====== DATA PROVIDED

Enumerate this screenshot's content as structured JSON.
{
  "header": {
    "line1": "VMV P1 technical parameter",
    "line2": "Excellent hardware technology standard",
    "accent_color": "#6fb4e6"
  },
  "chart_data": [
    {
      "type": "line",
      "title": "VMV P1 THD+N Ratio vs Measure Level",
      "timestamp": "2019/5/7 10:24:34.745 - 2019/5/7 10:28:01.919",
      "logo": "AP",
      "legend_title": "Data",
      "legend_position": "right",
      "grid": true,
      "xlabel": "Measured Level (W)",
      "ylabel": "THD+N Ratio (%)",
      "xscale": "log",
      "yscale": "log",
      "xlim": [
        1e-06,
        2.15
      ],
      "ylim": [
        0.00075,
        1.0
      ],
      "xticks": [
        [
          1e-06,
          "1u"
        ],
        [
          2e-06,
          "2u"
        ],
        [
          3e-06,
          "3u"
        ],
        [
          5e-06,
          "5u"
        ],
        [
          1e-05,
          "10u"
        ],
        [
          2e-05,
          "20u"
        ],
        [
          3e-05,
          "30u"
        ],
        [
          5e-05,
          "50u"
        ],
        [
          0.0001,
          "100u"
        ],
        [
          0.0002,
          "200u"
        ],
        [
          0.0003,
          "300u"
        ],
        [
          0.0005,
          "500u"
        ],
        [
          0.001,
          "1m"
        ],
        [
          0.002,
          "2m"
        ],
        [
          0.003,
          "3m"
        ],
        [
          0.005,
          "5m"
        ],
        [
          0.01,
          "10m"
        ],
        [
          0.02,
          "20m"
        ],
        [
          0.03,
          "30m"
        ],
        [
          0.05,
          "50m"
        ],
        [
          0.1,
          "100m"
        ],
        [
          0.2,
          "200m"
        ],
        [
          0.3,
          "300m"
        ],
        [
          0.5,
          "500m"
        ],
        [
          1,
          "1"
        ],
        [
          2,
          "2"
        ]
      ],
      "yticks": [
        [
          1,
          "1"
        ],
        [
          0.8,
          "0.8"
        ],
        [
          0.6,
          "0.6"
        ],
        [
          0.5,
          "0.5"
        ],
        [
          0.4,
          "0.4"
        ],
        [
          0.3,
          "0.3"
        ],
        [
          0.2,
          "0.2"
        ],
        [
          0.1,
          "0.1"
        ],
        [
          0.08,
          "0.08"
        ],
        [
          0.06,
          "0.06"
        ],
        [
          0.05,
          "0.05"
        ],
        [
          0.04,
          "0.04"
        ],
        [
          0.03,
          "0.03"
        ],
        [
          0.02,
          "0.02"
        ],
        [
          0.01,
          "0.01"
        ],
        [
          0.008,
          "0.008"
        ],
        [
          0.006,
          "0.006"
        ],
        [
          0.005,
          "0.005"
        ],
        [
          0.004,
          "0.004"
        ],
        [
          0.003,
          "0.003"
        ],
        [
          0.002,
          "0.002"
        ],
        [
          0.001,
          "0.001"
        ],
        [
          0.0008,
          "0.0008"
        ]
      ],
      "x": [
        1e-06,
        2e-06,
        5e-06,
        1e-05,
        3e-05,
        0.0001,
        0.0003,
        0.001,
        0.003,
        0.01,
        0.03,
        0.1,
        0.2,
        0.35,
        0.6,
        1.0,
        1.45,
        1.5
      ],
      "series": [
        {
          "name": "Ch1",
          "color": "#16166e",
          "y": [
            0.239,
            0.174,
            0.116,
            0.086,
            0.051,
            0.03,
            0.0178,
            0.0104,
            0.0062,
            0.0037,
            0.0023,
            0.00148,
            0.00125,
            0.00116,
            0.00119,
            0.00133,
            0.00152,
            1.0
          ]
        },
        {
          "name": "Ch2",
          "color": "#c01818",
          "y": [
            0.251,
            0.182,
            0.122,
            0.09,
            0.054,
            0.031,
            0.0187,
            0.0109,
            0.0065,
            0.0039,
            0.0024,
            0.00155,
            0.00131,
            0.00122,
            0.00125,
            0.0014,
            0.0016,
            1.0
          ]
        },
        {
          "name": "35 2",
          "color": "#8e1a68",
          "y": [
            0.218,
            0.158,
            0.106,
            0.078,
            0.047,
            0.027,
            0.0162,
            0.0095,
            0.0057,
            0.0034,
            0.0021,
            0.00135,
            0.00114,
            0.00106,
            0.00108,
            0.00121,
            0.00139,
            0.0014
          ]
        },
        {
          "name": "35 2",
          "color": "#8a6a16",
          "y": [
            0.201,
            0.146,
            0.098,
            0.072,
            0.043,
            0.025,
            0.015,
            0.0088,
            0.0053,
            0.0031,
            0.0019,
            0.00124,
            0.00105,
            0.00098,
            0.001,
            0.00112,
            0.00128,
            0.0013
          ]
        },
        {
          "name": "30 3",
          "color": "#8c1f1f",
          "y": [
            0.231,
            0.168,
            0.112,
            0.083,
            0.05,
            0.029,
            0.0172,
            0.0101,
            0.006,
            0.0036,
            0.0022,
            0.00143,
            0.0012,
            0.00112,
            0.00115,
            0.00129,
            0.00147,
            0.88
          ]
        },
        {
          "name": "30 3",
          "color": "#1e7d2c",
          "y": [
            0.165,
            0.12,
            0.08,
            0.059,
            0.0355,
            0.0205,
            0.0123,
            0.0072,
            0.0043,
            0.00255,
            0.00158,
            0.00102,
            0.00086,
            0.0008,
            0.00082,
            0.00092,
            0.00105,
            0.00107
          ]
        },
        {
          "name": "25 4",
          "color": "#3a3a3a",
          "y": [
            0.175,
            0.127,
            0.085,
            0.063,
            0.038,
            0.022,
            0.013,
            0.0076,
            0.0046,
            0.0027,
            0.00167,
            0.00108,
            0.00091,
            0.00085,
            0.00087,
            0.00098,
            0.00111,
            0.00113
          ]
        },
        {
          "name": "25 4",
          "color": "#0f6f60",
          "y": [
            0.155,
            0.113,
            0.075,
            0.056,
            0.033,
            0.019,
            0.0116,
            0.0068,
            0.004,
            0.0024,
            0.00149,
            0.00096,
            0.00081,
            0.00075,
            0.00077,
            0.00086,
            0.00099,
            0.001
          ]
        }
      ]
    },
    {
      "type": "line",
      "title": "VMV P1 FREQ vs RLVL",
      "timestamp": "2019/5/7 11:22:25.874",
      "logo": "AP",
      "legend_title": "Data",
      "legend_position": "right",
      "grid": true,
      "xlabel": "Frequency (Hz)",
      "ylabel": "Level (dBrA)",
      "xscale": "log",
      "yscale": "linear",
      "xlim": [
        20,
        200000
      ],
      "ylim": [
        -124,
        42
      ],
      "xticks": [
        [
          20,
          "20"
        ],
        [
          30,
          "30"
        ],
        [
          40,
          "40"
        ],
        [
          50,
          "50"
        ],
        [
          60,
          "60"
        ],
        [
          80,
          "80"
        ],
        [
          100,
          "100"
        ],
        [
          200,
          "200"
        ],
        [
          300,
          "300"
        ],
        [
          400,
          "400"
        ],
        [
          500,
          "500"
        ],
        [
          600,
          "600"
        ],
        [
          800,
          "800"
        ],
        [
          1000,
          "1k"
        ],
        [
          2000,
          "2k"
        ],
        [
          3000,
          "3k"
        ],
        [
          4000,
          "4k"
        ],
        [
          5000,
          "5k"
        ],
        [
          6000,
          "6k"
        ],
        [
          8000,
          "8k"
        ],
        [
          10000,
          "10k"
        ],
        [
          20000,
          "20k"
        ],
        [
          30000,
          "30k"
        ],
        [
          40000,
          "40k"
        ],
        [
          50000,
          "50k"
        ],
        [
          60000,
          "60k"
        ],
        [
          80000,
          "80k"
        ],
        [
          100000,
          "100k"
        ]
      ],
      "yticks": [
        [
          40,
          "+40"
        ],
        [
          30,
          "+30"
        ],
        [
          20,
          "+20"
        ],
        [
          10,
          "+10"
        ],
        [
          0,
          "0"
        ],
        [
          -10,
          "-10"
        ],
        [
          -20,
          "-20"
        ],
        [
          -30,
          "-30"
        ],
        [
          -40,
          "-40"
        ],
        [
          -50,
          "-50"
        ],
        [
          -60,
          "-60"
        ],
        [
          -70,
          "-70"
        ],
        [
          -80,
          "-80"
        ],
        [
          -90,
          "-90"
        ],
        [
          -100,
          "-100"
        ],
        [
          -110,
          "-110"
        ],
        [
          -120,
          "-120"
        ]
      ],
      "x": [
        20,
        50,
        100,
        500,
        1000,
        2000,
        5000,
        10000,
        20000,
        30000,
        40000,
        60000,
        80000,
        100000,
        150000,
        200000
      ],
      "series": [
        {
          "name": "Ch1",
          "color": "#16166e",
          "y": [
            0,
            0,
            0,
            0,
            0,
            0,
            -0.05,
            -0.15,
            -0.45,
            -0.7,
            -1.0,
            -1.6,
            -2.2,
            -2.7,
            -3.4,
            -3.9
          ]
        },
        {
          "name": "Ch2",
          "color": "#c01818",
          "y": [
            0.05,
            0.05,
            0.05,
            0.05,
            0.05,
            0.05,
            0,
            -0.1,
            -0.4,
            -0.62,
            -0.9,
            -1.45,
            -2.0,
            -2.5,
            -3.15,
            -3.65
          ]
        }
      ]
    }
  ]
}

============

▶ [THE PROBLEM] Only lines holding the string "Level" are wanted; gather each one from the entries above.

▶ [ANSWER TO THIS PROBLEM]
      "title": "VMV P1 THD+N Ratio vs Measure Level",
      "xlabel": "Measured Level (W)",
      "ylabel": "Level (dBrA)",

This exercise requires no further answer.